Copy out each line of the material below that holds the string "text".
--*--
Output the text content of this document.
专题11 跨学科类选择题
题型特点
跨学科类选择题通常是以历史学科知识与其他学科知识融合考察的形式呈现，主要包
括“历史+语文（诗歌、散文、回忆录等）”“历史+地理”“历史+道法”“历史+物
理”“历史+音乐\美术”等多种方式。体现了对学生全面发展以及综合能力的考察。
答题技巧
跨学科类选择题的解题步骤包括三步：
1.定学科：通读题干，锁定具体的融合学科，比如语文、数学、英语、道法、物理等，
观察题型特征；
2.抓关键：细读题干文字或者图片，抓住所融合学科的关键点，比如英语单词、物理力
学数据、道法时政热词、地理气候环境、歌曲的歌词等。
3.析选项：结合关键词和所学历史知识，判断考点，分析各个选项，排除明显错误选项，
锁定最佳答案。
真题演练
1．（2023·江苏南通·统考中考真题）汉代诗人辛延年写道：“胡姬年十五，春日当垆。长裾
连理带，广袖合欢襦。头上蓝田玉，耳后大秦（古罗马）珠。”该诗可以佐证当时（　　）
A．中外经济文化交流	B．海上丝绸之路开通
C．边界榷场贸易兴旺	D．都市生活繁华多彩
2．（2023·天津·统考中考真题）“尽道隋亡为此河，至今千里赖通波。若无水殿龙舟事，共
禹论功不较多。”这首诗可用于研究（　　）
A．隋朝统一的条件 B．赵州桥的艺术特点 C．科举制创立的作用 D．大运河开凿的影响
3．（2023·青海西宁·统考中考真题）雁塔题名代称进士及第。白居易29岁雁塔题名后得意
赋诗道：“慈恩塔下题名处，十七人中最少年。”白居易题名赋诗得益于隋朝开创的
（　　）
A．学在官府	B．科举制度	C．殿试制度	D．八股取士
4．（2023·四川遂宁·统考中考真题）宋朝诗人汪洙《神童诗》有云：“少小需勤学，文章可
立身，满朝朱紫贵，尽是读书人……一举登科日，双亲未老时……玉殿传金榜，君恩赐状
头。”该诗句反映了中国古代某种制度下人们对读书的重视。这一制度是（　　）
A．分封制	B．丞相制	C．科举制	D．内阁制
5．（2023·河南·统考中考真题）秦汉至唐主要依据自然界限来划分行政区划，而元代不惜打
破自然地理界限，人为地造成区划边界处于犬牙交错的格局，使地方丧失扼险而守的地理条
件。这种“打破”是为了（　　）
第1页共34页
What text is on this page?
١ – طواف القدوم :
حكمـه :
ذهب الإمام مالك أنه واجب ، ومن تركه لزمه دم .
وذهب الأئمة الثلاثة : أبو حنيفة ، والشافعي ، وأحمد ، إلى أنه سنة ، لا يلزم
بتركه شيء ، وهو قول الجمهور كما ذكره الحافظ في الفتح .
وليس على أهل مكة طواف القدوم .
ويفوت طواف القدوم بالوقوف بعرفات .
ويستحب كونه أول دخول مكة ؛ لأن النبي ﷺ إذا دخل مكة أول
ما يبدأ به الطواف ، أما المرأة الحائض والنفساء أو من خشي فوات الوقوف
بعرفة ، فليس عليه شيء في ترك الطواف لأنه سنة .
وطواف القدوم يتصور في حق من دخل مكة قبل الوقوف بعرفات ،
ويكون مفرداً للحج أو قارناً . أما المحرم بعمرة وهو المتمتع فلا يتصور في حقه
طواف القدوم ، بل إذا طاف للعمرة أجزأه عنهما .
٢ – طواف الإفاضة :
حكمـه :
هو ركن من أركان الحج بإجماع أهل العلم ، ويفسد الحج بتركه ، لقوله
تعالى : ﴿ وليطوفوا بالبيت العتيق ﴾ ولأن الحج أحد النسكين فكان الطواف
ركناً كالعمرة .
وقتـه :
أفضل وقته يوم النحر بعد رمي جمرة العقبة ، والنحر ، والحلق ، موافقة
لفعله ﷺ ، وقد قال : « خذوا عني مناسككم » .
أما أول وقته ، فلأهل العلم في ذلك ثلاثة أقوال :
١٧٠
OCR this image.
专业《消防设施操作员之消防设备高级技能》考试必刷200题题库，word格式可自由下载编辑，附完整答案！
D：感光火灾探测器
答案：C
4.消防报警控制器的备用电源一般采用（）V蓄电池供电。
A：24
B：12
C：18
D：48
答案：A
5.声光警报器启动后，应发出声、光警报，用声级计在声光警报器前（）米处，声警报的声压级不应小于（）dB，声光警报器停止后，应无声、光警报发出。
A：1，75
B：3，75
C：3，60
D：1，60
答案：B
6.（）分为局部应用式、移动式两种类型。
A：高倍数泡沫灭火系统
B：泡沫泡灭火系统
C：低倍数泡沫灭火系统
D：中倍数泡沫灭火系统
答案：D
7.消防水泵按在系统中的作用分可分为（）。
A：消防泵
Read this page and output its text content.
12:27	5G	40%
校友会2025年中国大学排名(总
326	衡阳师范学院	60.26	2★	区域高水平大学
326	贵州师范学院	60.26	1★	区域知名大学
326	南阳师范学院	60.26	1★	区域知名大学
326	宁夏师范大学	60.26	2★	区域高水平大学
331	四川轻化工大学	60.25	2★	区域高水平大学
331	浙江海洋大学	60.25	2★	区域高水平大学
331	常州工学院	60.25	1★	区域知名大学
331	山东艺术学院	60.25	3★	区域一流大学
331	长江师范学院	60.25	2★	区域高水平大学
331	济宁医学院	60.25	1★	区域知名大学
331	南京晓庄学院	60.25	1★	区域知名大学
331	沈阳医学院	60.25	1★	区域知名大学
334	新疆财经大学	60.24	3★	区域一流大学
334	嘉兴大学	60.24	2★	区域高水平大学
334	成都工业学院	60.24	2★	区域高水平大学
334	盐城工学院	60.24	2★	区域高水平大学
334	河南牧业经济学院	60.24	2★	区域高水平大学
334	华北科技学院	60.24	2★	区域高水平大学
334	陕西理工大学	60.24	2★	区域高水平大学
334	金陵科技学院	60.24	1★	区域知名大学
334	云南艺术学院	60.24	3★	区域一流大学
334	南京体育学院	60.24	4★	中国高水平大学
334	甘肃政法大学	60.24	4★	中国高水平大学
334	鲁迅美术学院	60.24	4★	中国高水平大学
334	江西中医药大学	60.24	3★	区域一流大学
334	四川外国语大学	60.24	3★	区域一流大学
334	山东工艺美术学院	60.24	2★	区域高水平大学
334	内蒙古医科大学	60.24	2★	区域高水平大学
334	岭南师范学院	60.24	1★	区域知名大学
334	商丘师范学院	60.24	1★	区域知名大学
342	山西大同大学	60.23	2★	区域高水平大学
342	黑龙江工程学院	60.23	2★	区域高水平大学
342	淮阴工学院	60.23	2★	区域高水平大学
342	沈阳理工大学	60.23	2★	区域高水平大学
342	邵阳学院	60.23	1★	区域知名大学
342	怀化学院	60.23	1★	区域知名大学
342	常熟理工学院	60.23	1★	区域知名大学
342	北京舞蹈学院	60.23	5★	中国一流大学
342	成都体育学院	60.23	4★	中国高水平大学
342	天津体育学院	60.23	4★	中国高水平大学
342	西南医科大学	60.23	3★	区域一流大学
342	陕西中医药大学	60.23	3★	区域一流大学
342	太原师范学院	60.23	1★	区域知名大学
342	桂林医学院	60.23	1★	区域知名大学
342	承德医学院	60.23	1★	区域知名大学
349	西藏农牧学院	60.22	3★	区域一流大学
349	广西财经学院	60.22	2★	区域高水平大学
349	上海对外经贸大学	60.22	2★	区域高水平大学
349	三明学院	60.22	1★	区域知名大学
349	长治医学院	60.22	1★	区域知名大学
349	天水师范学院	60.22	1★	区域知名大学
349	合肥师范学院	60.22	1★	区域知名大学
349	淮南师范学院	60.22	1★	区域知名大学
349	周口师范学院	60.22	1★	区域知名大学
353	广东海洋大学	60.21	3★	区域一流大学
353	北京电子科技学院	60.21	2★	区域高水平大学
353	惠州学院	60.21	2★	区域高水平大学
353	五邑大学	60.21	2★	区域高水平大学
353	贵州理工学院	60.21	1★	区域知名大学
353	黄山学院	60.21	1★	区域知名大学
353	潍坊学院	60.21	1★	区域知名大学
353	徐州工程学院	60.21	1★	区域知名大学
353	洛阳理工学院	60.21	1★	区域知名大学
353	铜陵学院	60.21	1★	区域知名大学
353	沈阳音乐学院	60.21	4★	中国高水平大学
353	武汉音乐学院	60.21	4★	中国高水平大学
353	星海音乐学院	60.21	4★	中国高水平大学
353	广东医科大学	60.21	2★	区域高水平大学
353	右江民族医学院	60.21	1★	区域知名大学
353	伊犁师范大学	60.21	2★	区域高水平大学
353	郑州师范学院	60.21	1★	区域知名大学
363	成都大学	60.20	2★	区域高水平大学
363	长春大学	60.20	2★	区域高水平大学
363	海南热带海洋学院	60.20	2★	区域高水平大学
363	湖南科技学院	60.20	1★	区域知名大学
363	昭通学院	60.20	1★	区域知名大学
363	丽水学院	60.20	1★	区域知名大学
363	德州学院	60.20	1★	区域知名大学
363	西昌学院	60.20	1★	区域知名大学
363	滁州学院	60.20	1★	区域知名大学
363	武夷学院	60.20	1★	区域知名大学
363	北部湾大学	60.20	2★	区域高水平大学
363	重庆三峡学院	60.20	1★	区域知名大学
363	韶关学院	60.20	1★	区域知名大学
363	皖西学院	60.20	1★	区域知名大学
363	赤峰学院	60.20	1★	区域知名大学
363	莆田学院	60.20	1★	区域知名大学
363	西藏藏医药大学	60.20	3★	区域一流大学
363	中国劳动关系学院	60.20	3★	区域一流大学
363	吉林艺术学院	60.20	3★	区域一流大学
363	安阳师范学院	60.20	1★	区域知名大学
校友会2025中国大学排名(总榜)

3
--*--
■ Worked solution:
Output the text content of this document.
What text is on this page?
Read this page and output its text content.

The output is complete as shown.